__TO DO__
Every entry below must appear again, exactly as written.

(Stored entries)

┌────────

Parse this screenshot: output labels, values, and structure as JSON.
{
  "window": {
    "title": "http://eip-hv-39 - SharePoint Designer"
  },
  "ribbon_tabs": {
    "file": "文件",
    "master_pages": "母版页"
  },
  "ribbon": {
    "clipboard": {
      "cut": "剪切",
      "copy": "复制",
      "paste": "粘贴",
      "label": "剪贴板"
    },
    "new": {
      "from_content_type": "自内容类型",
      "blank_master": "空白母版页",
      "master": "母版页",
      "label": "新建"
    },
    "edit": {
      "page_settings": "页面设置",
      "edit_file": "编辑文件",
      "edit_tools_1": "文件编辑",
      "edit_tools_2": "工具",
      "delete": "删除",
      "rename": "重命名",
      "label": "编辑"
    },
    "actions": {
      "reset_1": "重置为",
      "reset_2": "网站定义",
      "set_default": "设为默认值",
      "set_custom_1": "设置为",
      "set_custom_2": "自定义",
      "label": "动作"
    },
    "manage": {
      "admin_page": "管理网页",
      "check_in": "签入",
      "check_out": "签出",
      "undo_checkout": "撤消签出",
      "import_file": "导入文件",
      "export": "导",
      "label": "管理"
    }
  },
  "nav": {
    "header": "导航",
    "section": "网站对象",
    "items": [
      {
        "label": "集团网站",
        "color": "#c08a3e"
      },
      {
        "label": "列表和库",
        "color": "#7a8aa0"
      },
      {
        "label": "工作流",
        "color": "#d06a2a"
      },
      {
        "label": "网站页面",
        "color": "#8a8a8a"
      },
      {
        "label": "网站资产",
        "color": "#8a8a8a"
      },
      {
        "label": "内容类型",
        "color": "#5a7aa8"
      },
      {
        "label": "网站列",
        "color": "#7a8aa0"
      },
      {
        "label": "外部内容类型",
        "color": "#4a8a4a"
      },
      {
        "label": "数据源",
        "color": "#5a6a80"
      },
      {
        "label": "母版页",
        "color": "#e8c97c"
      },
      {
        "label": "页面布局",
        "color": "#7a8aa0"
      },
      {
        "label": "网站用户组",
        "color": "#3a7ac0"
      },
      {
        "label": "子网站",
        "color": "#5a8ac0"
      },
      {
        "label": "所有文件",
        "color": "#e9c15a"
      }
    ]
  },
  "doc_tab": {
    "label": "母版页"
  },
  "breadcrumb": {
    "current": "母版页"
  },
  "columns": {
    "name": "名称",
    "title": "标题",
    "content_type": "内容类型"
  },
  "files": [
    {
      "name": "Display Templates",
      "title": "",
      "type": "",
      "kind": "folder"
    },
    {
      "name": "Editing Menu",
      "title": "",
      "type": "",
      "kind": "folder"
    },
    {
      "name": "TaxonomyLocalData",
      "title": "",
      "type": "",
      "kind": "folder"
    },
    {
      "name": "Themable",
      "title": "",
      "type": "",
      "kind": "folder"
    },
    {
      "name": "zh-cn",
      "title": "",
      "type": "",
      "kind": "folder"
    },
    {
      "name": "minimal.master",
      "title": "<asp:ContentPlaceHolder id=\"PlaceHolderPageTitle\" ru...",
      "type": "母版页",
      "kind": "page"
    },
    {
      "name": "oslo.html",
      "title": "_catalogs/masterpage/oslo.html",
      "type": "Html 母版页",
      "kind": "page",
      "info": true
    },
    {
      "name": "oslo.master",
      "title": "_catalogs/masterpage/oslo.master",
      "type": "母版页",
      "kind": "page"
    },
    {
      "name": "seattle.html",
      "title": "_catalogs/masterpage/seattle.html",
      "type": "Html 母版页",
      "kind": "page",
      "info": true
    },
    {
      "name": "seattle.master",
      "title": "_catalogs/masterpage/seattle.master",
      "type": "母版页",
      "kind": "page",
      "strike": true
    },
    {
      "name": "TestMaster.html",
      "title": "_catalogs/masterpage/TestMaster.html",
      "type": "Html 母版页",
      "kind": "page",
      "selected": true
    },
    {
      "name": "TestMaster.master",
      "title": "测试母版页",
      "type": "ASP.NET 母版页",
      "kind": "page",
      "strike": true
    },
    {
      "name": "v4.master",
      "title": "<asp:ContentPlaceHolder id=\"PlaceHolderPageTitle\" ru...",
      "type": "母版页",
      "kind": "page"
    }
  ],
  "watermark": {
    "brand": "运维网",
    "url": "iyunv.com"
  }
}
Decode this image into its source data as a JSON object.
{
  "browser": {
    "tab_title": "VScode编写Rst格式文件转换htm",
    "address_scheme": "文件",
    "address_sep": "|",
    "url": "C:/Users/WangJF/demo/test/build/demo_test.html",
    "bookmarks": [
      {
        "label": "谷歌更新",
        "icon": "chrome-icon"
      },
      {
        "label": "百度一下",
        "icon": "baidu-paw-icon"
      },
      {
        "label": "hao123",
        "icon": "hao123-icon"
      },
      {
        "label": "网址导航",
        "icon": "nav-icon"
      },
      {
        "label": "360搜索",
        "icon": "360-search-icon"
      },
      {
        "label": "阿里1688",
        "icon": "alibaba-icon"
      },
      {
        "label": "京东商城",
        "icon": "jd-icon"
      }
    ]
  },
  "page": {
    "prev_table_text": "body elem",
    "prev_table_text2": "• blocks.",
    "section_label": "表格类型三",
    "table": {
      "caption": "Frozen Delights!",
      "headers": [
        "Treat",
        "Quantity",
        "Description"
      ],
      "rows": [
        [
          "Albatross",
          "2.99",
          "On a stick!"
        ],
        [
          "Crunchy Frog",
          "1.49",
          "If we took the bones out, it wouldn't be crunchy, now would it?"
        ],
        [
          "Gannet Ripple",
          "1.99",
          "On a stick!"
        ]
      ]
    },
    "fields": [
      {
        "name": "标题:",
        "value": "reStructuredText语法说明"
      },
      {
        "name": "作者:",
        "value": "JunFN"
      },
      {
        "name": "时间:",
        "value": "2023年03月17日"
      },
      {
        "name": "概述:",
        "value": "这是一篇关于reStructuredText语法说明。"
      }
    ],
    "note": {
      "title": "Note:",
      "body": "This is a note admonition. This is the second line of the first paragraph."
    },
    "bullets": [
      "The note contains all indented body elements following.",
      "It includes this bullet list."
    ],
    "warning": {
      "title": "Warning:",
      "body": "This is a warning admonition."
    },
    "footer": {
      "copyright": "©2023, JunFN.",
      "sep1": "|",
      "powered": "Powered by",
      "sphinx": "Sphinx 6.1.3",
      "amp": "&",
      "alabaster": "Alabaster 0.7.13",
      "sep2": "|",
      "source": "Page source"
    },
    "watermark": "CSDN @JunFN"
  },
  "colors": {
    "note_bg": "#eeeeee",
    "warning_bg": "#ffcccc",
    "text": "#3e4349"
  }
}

└────────

__WORKED SOLUTION__
Parse this screenshot: output labels, values, and structure as JSON.
{
  "window": {
    "title": "http://eip-hv-39 - SharePoint Designer"
  },
  "ribbon_tabs": {
    "file": "文件",
    "master_pages": "母版页"
  },
  "ribbon": {
    "clipboard": {
      "cut": "剪切",
      "copy": "复制",
      "paste": "粘贴",
      "label": "剪贴板"
    },
    "new": {
      "from_content_type": "自内容类型",
      "blank_master": "空白母版页",
      "master": "母版页",
      "label": "新建"
    },
    "edit": {
      "page_settings": "页面设置",
      "edit_file": "编辑文件",
      "edit_tools_1": "文件编辑",
      "edit_tools_2": "工具",
      "delete": "删除",
      "rename": "重命名",
      "label": "编辑"
    },
    "actions": {
      "reset_1": "重置为",
      "reset_2": "网站定义",
      "set_default": "设为默认值",
      "set_custom_1": "设置为",
      "set_custom_2": "自定义",
      "label": "动作"
    },
    "manage": {
      "admin_page": "管理网页",
      "check_in": "签入",
      "check_out": "签出",
      "undo_checkout": "撤消签出",
      "import_file": "导入文件",
      "export": "导",
      "label": "管理"
    }
  },
  "nav": {
    "header": "导航",
    "section": "网站对象",
    "items": [
      {
        "label": "集团网站",
        "color": "#c08a3e"
      },
      {
        "label": "列表和库",
        "color": "#7a8aa0"
      },
      {
        "label": "工作流",
        "color": "#d06a2a"
      },
      {
        "label": "网站页面",
        "color": "#8a8a8a"
      },
      {
        "label": "网站资产",
        "color": "#8a8a8a"
      },
      {
        "label": "内容类型",
        "color": "#5a7aa8"
      },
      {
        "label": "网站列",
        "color": "#7a8aa0"
      },
      {
        "label": "外部内容类型",
        "color": "#4a8a4a"
      },
      {
        "label": "数据源",
        "color": "#5a6a80"
      },
      {
        "label": "母版页",
        "color": "#e8c97c"
      },
      {
        "label": "页面布局",
        "color": "#7a8aa0"
      },
      {
        "label": "网站用户组",
        "color": "#3a7ac0"
      },
      {
        "label": "子网站",
        "color": "#5a8ac0"
      },
      {
        "label": "所有文件",
        "color": "#e9c15a"
      }
    ]
  },
  "doc_tab": {
    "label": "母版页"
  },
  "breadcrumb": {
    "current": "母版页"
  },
  "columns": {
    "name": "名称",
    "title": "标题",
    "content_type": "内容类型"
  },
  "files": [
    {
      "name": "Display Templates",
      "title": "",
      "type": "",
      "kind": "folder"
    },
    {
      "name": "Editing Menu",
      "title": "",
      "type": "",
      "kind": "folder"
    },
    {
      "name": "TaxonomyLocalData",
      "title": "",
      "type": "",
      "kind": "folder"
    },
    {
      "name": "Themable",
      "title": "",
      "type": "",
      "kind": "folder"
    },
    {
      "name": "zh-cn",
      "title": "",
      "type": "",
      "kind": "folder"
    },
    {
      "name": "minimal.master",
      "title": "<asp:ContentPlaceHolder id=\"PlaceHolderPageTitle\" ru...",
      "type": "母版页",
      "kind": "page"
    },
    {
      "name": "oslo.html",
      "title": "_catalogs/masterpage/oslo.html",
      "type": "Html 母版页",
      "kind": "page",
      "info": true
    },
    {
      "name": "oslo.master",
      "title": "_catalogs/masterpage/oslo.master",
      "type": "母版页",
      "kind": "page"
    },
    {
      "name": "seattle.html",
      "title": "_catalogs/masterpage/seattle.html",
      "type": "Html 母版页",
      "kind": "page",
      "info": true
    },
    {
      "name": "seattle.master",
      "title": "_catalogs/masterpage/seattle.master",
      "type": "母版页",
      "kind": "page",
      "strike": true
    },
    {
      "name": "TestMaster.html",
      "title": "_catalogs/masterpage/TestMaster.html",
      "type": "Html 母版页",
      "kind": "page",
      "selected": true
    },
    {
      "name": "TestMaster.master",
      "title": "测试母版页",
      "type": "ASP.NET 母版页",
      "kind": "page",
      "strike": true
    },
    {
      "name": "v4.master",
      "title": "<asp:ContentPlaceHolder id=\"PlaceHolderPageTitle\" ru...",
      "type": "母版页",
      "kind": "page"
    }
  ],
  "watermark": {
    "brand": "运维网",
    "url": "iyunv.com"
  }
}
Decode this image into its source data as a JSON object.
{
  "browser": {
    "tab_title": "VScode编写Rst格式文件转换htm",
    "address_scheme": "文件",
    "address_sep": "|",
    "url": "C:/Users/WangJF/demo/test/build/demo_test.html",
    "bookmarks": [
      {
        "label": "谷歌更新",
        "icon": "chrome-icon"
      },
      {
        "label": "百度一下",
        "icon": "baidu-paw-icon"
      },
      {
        "label": "hao123",
        "icon": "hao123-icon"
      },
      {
        "label": "网址导航",
        "icon": "nav-icon"
      },
      {
        "label": "360搜索",
        "icon": "360-search-icon"
      },
      {
        "label": "阿里1688",
        "icon": "alibaba-icon"
      },
      {
        "label": "京东商城",
        "icon": "jd-icon"
      }
    ]
  },
  "page": {
    "prev_table_text": "body elem",
    "prev_table_text2": "• blocks.",
    "section_label": "表格类型三",
    "table": {
      "caption": "Frozen Delights!",
      "headers": [
        "Treat",
        "Quantity",
        "Description"
      ],
      "rows": [
        [
          "Albatross",
          "2.99",
          "On a stick!"
        ],
        [
          "Crunchy Frog",
          "1.49",
          "If we took the bones out, it wouldn't be crunchy, now would it?"
        ],
        [
          "Gannet Ripple",
          "1.99",
          "On a stick!"
        ]
      ]
    },
    "fields": [
      {
        "name": "标题:",
        "value": "reStructuredText语法说明"
      },
      {
        "name": "作者:",
        "value": "JunFN"
      },
      {
        "name": "时间:",
        "value": "2023年03月17日"
      },
      {
        "name": "概述:",
        "value": "这是一篇关于reStructuredText语法说明。"
      }
    ],
    "note": {
      "title": "Note:",
      "body": "This is a note admonition. This is the second line of the first paragraph."
    },
    "bullets": [
      "The note contains all indented body elements following.",
      "It includes this bullet list."
    ],
    "warning": {
      "title": "Warning:",
      "body": "This is a warning admonition."
    },
    "footer": {
      "copyright": "©2023, JunFN.",
      "sep1": "|",
      "powered": "Powered by",
      "sphinx": "Sphinx 6.1.3",
      "amp": "&",
      "alabaster": "Alabaster 0.7.13",
      "sep2": "|",
      "source": "Page source"
    },
    "watermark": "CSDN @JunFN"
  },
  "colors": {
    "note_bg": "#eeeeee",
    "warning_bg": "#ffcccc",
    "text": "#3e4349"
  }
}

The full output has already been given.